**Work required**
Rewrite the items below with "elements" swapped for "entries" wherever it occurs, changing nothing else, and leave out the pictures.
============================================================
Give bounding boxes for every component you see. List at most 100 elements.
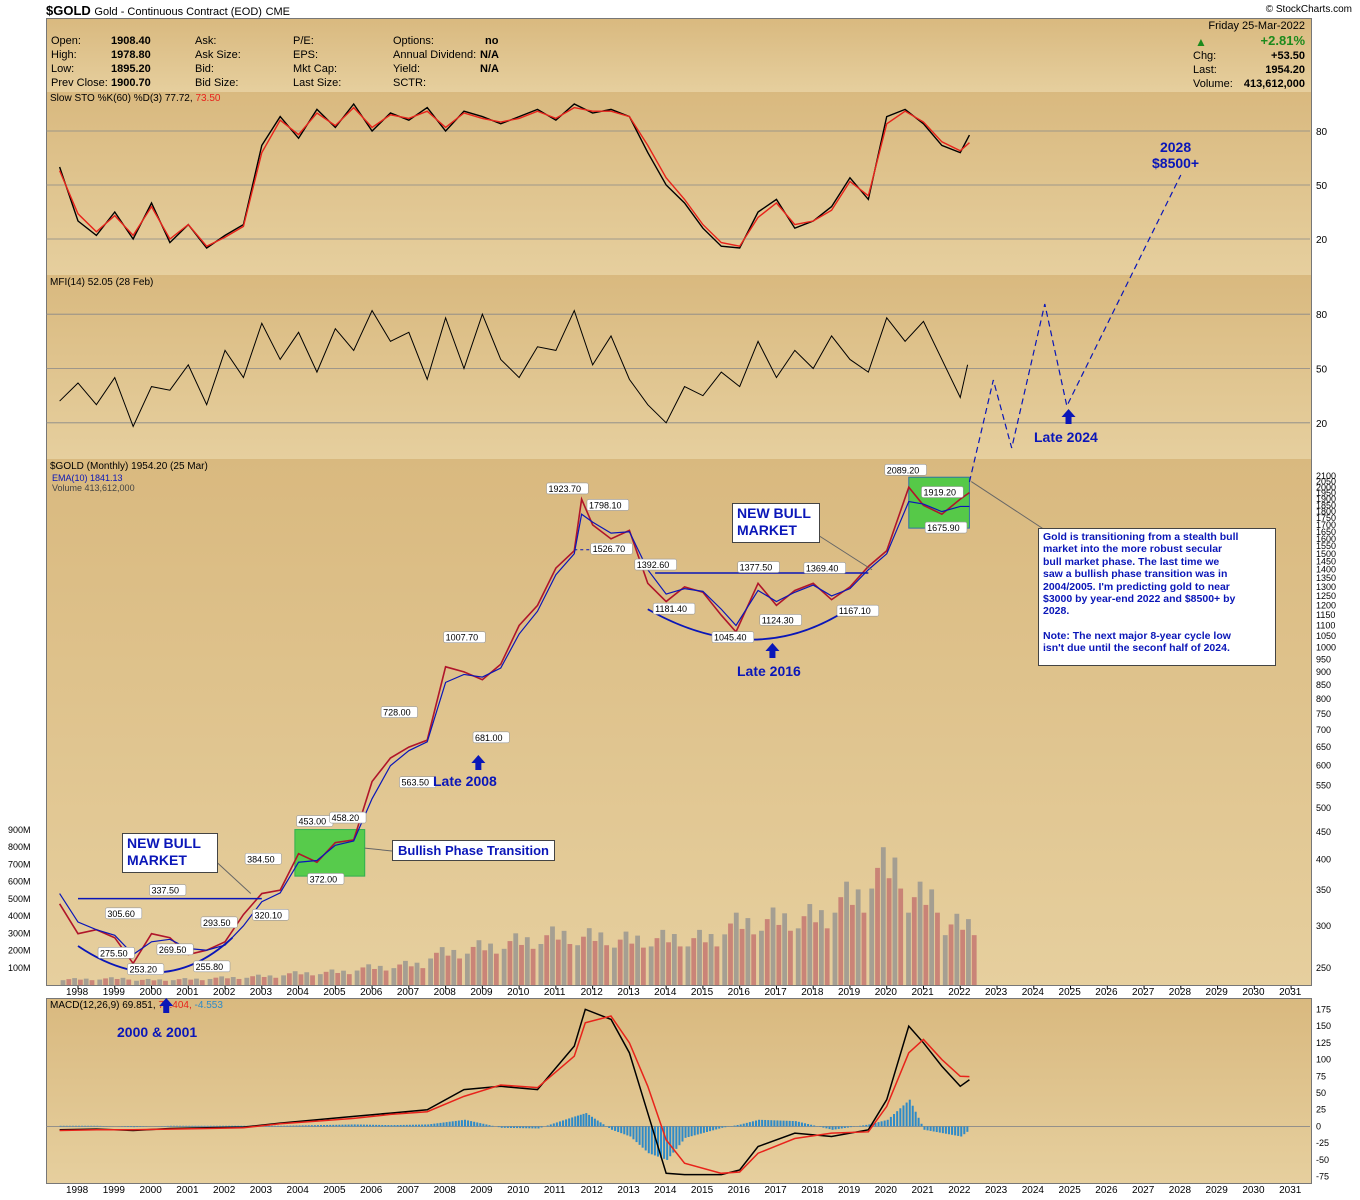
symbol-title: $GOLD Gold - Continuous Contract (EOD) C… bbox=[46, 3, 290, 18]
volume-bar bbox=[488, 943, 493, 985]
prev-label: Prev Close: bbox=[51, 77, 108, 89]
x-tick-bottom: 2012 bbox=[581, 1185, 604, 1196]
macd-hist-bar bbox=[212, 1125, 215, 1127]
price-tick: 1950 bbox=[1316, 488, 1336, 498]
prev-value: 1900.70 bbox=[111, 77, 151, 89]
new-bull-left-l2: MARKET bbox=[127, 852, 187, 868]
macd-hist-bar bbox=[329, 1124, 332, 1127]
x-tick-top: 2030 bbox=[1242, 987, 1265, 998]
volume-bar bbox=[414, 962, 420, 985]
volume-bar bbox=[397, 964, 403, 985]
price-label: 255.80 bbox=[196, 962, 224, 972]
x-tick-top: 2025 bbox=[1059, 987, 1082, 998]
note-l2: market into the more robust secular bbox=[1043, 543, 1223, 556]
leader-line-right bbox=[809, 529, 873, 571]
chg-value: +53.50 bbox=[1271, 50, 1305, 62]
macd-hist-bar bbox=[280, 1125, 283, 1127]
macd-hist-bar bbox=[289, 1125, 292, 1127]
price-label: 728.00 bbox=[383, 708, 411, 718]
x-tick-bottom: 2006 bbox=[360, 1185, 383, 1196]
volume-tick: 900M bbox=[8, 825, 31, 835]
macd-hist-bar bbox=[203, 1125, 206, 1127]
volume-bar bbox=[256, 974, 261, 985]
macd-hist-bar bbox=[442, 1122, 445, 1127]
mktcap-label: Mkt Cap: bbox=[293, 63, 338, 75]
macd-hist-bar bbox=[59, 1125, 62, 1127]
macd-hist-bar bbox=[579, 1114, 582, 1127]
x-tick-top: 2014 bbox=[654, 987, 677, 998]
macd-hist-bar bbox=[228, 1125, 231, 1127]
macd-hist-bar bbox=[947, 1126, 950, 1135]
volume-bar bbox=[420, 968, 426, 985]
price-tick: 1800 bbox=[1316, 507, 1336, 517]
macd-hist-bar bbox=[65, 1125, 68, 1127]
volume-bar bbox=[372, 968, 377, 985]
volume-bar bbox=[575, 945, 581, 985]
macd-hist-bar bbox=[243, 1125, 246, 1127]
volume-bar bbox=[592, 940, 598, 985]
macd-hist-bar bbox=[880, 1121, 883, 1127]
macd-hist-bar bbox=[96, 1125, 99, 1127]
bowl-arc-2016 bbox=[647, 604, 855, 641]
volume-bar bbox=[114, 978, 120, 985]
macd-hist-bar bbox=[240, 1125, 243, 1127]
arrow-2024 bbox=[1061, 409, 1076, 424]
x-tick-bottom: 1998 bbox=[66, 1185, 89, 1196]
volume-bar bbox=[383, 970, 389, 985]
macd-hist-bar bbox=[699, 1126, 702, 1134]
macd-hist-bar bbox=[733, 1125, 736, 1127]
volume-bar bbox=[428, 958, 434, 985]
macd-hist-bar bbox=[770, 1120, 773, 1127]
x-tick-top: 2019 bbox=[838, 987, 861, 998]
price-label-box bbox=[472, 731, 510, 744]
x-tick-bottom: 2013 bbox=[617, 1185, 640, 1196]
price-tick: 950 bbox=[1316, 654, 1331, 664]
macd-hist-bar bbox=[754, 1120, 757, 1127]
volume-bar bbox=[360, 967, 366, 985]
macd-hist-bar bbox=[215, 1125, 218, 1127]
volume-bar bbox=[966, 919, 971, 985]
macd-hist-bar bbox=[705, 1126, 708, 1132]
macd-hist-bar bbox=[767, 1120, 770, 1127]
macd-hist-bar bbox=[206, 1125, 209, 1127]
macd-hist-bar bbox=[843, 1126, 846, 1129]
price-tick: 550 bbox=[1316, 781, 1331, 791]
macd-hist-bar bbox=[834, 1126, 837, 1130]
price-tick: 1600 bbox=[1316, 534, 1336, 544]
volume-bar bbox=[213, 977, 219, 985]
price-tick: 1300 bbox=[1316, 582, 1336, 592]
x-tick-bottom: 2021 bbox=[911, 1185, 934, 1196]
macd-hist-bar bbox=[582, 1113, 585, 1127]
macd-hist-bar bbox=[602, 1124, 605, 1127]
macd-hist-bar bbox=[638, 1126, 641, 1145]
macd-hist-bar bbox=[690, 1126, 693, 1137]
late-2008-label: Late 2008 bbox=[433, 773, 497, 789]
macd-hist-bar bbox=[436, 1123, 439, 1127]
macd-hist-bar bbox=[546, 1125, 549, 1127]
price-tick: 1450 bbox=[1316, 557, 1336, 567]
note-box: Gold is transitioning from a stealth bul… bbox=[1038, 528, 1276, 666]
macd-hist-bar bbox=[512, 1126, 515, 1129]
volume-bar bbox=[770, 907, 776, 985]
macd-hist-bar bbox=[596, 1120, 599, 1127]
macd-hist-bar bbox=[424, 1124, 427, 1127]
macd-hist-bar bbox=[911, 1105, 914, 1127]
macd-series-signal bbox=[59, 1015, 970, 1175]
sto-legend-d: 73.50 bbox=[195, 93, 221, 104]
macd-hist-bar bbox=[99, 1125, 102, 1127]
macd-hist-bar bbox=[794, 1121, 797, 1127]
macd-hist-bar bbox=[574, 1116, 577, 1127]
macd-hist-bar bbox=[500, 1126, 503, 1128]
volume-bar bbox=[906, 912, 911, 985]
macd-hist-bar bbox=[773, 1120, 776, 1127]
macd-hist-bar bbox=[218, 1125, 221, 1127]
volume-bar bbox=[929, 889, 935, 985]
price-tick: 1550 bbox=[1316, 541, 1336, 551]
macd-hist-bar bbox=[133, 1126, 136, 1128]
macd-hist-bar bbox=[932, 1126, 935, 1132]
x-tick-top: 1998 bbox=[66, 987, 89, 998]
macd-hist-bar bbox=[641, 1126, 644, 1148]
macd-hist-bar bbox=[905, 1102, 908, 1127]
macd-hist-bar bbox=[837, 1126, 840, 1129]
macd-hist-bar bbox=[966, 1126, 969, 1132]
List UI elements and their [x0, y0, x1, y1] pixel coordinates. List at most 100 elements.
============================================================
**Answer for the task**
Give bounding boxes for every component you see. List at most 100 entries.
symbol-title: $GOLD Gold - Continuous Contract (EOD) C… bbox=[46, 3, 290, 18]
volume-bar bbox=[488, 943, 493, 985]
prev-label: Prev Close: bbox=[51, 77, 108, 89]
x-tick-bottom: 2012 bbox=[581, 1185, 604, 1196]
macd-hist-bar bbox=[212, 1125, 215, 1127]
price-tick: 1950 bbox=[1316, 488, 1336, 498]
prev-value: 1900.70 bbox=[111, 77, 151, 89]
new-bull-left-l2: MARKET bbox=[127, 852, 187, 868]
macd-hist-bar bbox=[329, 1124, 332, 1127]
x-tick-top: 2030 bbox=[1242, 987, 1265, 998]
volume-bar bbox=[414, 962, 420, 985]
volume-bar bbox=[397, 964, 403, 985]
price-label: 255.80 bbox=[196, 962, 224, 972]
x-tick-top: 2025 bbox=[1059, 987, 1082, 998]
note-l2: market into the more robust secular bbox=[1043, 543, 1223, 556]
leader-line-right bbox=[809, 529, 873, 571]
chg-value: +53.50 bbox=[1271, 50, 1305, 62]
macd-hist-bar bbox=[280, 1125, 283, 1127]
macd-hist-bar bbox=[289, 1125, 292, 1127]
price-label: 728.00 bbox=[383, 708, 411, 718]
x-tick-bottom: 2006 bbox=[360, 1185, 383, 1196]
volume-tick: 900M bbox=[8, 825, 31, 835]
macd-hist-bar bbox=[203, 1125, 206, 1127]
volume-bar bbox=[256, 974, 261, 985]
macd-hist-bar bbox=[442, 1122, 445, 1127]
mktcap-label: Mkt Cap: bbox=[293, 63, 338, 75]
macd-hist-bar bbox=[59, 1125, 62, 1127]
macd-hist-bar bbox=[579, 1114, 582, 1127]
x-tick-top: 2014 bbox=[654, 987, 677, 998]
macd-hist-bar bbox=[228, 1125, 231, 1127]
macd-hist-bar bbox=[947, 1126, 950, 1135]
volume-bar bbox=[420, 968, 426, 985]
price-tick: 1800 bbox=[1316, 507, 1336, 517]
macd-hist-bar bbox=[65, 1125, 68, 1127]
volume-bar bbox=[372, 968, 377, 985]
volume-bar bbox=[575, 945, 581, 985]
macd-hist-bar bbox=[243, 1125, 246, 1127]
volume-bar bbox=[592, 940, 598, 985]
macd-hist-bar bbox=[880, 1121, 883, 1127]
macd-hist-bar bbox=[96, 1125, 99, 1127]
bowl-arc-2016 bbox=[647, 604, 855, 641]
volume-bar bbox=[114, 978, 120, 985]
macd-hist-bar bbox=[240, 1125, 243, 1127]
arrow-2024 bbox=[1061, 409, 1076, 424]
x-tick-bottom: 1998 bbox=[66, 1185, 89, 1196]
volume-bar bbox=[383, 970, 389, 985]
macd-hist-bar bbox=[699, 1126, 702, 1134]
macd-hist-bar bbox=[733, 1125, 736, 1127]
volume-bar bbox=[428, 958, 434, 985]
macd-hist-bar bbox=[770, 1120, 773, 1127]
x-tick-top: 2019 bbox=[838, 987, 861, 998]
price-label-box bbox=[472, 731, 510, 744]
x-tick-bottom: 2013 bbox=[617, 1185, 640, 1196]
price-tick: 950 bbox=[1316, 654, 1331, 664]
macd-hist-bar bbox=[754, 1120, 757, 1127]
volume-bar bbox=[360, 967, 366, 985]
macd-hist-bar bbox=[215, 1125, 218, 1127]
volume-bar bbox=[966, 919, 971, 985]
macd-hist-bar bbox=[705, 1126, 708, 1132]
macd-hist-bar bbox=[767, 1120, 770, 1127]
macd-hist-bar bbox=[206, 1125, 209, 1127]
macd-hist-bar bbox=[843, 1126, 846, 1129]
price-tick: 550 bbox=[1316, 781, 1331, 791]
macd-hist-bar bbox=[834, 1126, 837, 1130]
price-tick: 1600 bbox=[1316, 534, 1336, 544]
volume-bar bbox=[213, 977, 219, 985]
price-tick: 1300 bbox=[1316, 582, 1336, 592]
x-tick-bottom: 2021 bbox=[911, 1185, 934, 1196]
macd-hist-bar bbox=[582, 1113, 585, 1127]
macd-hist-bar bbox=[602, 1124, 605, 1127]
macd-hist-bar bbox=[638, 1126, 641, 1145]
macd-hist-bar bbox=[690, 1126, 693, 1137]
late-2008-label: Late 2008 bbox=[433, 773, 497, 789]
macd-hist-bar bbox=[436, 1123, 439, 1127]
macd-hist-bar bbox=[546, 1125, 549, 1127]
price-tick: 1450 bbox=[1316, 557, 1336, 567]
note-box: Gold is transitioning from a stealth bul… bbox=[1038, 528, 1276, 666]
macd-hist-bar bbox=[512, 1126, 515, 1129]
volume-bar bbox=[770, 907, 776, 985]
macd-hist-bar bbox=[596, 1120, 599, 1127]
macd-hist-bar bbox=[424, 1124, 427, 1127]
macd-hist-bar bbox=[911, 1105, 914, 1127]
macd-series-signal bbox=[59, 1015, 970, 1175]
sto-legend-d: 73.50 bbox=[195, 93, 221, 104]
macd-hist-bar bbox=[99, 1125, 102, 1127]
macd-hist-bar bbox=[794, 1121, 797, 1127]
macd-hist-bar bbox=[574, 1116, 577, 1127]
macd-hist-bar bbox=[500, 1126, 503, 1128]
volume-bar bbox=[906, 912, 911, 985]
macd-hist-bar bbox=[773, 1120, 776, 1127]
macd-hist-bar bbox=[218, 1125, 221, 1127]
volume-bar bbox=[929, 889, 935, 985]
price-tick: 1550 bbox=[1316, 541, 1336, 551]
macd-hist-bar bbox=[133, 1126, 136, 1128]
macd-hist-bar bbox=[932, 1126, 935, 1132]
x-tick-top: 1998 bbox=[66, 987, 89, 998]
macd-hist-bar bbox=[641, 1126, 644, 1148]
macd-hist-bar bbox=[905, 1102, 908, 1127]
macd-hist-bar bbox=[837, 1126, 840, 1129]
macd-hist-bar bbox=[966, 1126, 969, 1132]
List UI entries and their [x0, y0, x1, y1] pixel coordinates. List at most 100 entries.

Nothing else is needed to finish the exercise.